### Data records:
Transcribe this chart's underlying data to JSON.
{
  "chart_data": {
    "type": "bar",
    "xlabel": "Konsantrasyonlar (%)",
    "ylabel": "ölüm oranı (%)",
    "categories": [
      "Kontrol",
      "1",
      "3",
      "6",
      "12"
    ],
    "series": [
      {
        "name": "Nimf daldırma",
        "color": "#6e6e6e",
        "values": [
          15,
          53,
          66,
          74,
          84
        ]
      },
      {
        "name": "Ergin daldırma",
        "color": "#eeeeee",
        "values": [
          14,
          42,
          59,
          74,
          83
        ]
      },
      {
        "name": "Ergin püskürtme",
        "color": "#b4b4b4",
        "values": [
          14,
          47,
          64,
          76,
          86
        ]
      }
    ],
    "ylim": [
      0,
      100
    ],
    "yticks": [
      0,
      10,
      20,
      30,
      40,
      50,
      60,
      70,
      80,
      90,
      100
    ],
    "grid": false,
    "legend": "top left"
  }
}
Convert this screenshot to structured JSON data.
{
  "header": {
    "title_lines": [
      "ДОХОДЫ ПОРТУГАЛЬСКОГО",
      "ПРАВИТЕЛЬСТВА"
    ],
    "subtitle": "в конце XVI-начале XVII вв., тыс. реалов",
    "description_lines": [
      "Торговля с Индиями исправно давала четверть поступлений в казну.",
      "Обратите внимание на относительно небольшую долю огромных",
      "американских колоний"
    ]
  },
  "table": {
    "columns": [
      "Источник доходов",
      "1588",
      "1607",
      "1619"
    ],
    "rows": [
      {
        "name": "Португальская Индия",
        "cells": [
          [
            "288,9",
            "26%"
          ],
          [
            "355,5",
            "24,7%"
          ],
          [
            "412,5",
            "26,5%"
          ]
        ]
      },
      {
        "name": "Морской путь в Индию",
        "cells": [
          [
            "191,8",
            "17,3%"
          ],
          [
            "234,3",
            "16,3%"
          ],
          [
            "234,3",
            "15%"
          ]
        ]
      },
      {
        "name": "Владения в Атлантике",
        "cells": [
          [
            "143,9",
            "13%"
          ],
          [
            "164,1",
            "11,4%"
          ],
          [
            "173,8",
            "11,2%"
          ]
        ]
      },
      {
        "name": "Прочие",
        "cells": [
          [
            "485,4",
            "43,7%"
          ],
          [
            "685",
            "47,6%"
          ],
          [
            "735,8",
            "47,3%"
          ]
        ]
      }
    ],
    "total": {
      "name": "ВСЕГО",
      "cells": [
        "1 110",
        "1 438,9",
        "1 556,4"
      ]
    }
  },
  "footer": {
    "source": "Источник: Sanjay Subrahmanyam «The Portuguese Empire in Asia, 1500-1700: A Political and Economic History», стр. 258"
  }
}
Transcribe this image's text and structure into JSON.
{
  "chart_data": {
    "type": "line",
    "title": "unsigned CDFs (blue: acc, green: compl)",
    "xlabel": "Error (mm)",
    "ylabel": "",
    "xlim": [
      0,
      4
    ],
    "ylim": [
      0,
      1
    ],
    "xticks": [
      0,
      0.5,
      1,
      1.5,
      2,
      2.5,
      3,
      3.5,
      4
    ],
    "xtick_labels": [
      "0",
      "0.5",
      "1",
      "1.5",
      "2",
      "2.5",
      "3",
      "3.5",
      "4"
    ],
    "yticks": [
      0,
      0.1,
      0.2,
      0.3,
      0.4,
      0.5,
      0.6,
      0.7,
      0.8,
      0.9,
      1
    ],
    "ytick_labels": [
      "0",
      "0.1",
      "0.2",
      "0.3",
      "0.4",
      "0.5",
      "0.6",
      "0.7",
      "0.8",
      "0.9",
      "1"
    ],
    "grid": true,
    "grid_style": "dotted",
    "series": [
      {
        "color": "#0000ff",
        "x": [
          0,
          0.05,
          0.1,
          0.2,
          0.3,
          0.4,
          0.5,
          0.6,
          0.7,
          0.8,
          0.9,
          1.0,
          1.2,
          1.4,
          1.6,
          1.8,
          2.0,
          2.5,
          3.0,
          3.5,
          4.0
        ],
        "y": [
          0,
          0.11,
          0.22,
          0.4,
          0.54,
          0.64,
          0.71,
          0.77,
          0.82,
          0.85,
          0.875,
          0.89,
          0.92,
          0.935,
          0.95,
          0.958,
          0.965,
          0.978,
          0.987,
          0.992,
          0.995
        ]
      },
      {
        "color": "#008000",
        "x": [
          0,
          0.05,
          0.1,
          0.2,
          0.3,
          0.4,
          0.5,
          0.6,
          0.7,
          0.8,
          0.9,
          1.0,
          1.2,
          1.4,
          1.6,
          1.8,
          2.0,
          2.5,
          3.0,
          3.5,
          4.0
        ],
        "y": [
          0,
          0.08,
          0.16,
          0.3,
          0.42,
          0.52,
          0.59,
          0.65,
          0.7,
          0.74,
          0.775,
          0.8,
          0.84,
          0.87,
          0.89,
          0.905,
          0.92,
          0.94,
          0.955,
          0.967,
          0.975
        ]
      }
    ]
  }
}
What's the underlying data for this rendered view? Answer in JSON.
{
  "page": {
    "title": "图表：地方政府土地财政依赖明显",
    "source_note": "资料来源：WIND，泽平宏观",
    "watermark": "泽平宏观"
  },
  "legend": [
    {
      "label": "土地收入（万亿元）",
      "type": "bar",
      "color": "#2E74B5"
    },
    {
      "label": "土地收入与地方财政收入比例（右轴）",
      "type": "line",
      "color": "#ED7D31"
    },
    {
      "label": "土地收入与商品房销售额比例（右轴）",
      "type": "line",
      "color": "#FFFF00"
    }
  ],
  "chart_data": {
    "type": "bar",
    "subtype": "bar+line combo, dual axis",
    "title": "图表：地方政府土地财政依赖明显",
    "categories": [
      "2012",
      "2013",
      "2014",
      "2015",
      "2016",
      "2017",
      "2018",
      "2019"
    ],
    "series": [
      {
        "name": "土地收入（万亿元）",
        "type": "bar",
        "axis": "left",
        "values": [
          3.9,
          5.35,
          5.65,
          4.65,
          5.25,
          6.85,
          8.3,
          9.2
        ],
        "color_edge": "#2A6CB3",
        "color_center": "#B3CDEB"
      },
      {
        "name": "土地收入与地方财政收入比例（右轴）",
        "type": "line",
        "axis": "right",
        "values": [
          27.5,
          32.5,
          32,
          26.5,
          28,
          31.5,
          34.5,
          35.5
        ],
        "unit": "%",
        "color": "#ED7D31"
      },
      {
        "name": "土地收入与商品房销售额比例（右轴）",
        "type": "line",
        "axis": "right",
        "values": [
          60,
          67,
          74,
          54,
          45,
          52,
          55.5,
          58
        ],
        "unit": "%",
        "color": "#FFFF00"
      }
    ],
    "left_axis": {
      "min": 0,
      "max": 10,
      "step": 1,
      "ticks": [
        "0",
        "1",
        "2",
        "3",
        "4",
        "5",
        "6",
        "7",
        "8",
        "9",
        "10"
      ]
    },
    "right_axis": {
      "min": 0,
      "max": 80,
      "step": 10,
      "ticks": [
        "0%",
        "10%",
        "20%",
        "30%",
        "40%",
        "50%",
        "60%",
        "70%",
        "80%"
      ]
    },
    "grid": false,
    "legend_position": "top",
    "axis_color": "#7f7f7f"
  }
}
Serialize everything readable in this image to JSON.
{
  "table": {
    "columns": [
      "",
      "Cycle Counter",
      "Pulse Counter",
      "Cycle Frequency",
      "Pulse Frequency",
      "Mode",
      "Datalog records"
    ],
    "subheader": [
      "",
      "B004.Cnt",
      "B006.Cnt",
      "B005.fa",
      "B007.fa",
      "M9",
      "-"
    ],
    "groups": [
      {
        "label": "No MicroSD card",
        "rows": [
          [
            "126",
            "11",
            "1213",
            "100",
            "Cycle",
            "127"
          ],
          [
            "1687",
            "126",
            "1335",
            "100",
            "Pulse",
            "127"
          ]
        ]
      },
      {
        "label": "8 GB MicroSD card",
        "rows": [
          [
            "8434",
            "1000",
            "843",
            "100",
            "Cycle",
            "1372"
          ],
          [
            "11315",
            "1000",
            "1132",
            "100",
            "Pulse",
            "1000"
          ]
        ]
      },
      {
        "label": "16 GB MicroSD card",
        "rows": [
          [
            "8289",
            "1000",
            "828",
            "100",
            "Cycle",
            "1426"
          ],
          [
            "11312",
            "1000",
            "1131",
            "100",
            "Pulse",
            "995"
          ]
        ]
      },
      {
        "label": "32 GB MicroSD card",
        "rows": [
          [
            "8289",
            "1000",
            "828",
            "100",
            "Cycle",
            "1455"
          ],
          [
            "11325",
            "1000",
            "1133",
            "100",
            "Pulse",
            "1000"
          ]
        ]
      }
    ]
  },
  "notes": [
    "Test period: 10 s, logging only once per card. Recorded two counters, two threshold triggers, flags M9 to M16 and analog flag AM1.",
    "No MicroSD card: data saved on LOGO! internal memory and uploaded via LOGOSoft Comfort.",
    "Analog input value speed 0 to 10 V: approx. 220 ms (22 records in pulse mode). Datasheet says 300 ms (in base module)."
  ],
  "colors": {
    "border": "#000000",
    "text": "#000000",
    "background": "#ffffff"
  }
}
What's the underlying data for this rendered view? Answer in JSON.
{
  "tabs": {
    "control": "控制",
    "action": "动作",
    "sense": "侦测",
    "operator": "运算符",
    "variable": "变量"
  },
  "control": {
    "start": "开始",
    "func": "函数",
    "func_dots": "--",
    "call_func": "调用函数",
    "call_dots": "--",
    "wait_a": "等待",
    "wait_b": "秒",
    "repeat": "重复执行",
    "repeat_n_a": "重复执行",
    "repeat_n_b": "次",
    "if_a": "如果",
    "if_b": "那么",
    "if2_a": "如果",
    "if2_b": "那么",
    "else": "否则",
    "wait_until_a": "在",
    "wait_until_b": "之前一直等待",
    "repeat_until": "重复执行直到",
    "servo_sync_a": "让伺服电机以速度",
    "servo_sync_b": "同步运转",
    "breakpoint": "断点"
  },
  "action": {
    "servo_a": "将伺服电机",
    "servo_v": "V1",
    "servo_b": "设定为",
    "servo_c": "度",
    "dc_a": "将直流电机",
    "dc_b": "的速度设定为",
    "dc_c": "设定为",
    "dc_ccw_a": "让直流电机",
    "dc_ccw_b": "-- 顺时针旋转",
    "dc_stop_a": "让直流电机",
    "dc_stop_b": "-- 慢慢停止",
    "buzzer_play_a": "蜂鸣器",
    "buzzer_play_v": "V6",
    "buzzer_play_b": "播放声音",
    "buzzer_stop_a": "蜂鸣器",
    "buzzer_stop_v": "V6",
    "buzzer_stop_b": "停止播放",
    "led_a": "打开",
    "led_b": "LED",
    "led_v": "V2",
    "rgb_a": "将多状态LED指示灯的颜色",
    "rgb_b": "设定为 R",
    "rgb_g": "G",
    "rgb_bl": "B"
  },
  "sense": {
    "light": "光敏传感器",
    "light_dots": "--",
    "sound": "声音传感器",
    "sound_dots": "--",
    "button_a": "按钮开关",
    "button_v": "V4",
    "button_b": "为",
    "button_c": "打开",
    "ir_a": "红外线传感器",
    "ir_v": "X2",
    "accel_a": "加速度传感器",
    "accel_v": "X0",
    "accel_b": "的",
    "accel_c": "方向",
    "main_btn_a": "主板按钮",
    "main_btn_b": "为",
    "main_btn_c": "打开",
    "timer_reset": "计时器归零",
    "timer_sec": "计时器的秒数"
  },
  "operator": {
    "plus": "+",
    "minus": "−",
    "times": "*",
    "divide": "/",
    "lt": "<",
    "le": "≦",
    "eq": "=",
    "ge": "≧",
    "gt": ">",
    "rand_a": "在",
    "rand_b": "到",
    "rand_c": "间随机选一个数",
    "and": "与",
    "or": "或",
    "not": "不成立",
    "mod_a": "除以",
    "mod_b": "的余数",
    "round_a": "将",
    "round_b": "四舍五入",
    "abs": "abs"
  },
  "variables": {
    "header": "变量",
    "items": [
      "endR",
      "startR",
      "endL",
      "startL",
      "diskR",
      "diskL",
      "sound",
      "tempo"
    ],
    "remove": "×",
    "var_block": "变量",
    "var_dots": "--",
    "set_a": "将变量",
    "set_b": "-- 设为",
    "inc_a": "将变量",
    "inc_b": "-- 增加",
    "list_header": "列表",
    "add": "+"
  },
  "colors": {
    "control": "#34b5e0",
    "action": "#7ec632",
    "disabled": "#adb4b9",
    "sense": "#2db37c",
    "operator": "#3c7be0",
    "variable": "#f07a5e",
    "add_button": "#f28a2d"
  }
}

### Requirement:
Where a line above contains the word "土地收入与商品房销售额比例", copy that line.

### Written response:
      "label": "土地收入与商品房销售额比例（右轴）",
        "name": "土地收入与商品房销售额比例（右轴）",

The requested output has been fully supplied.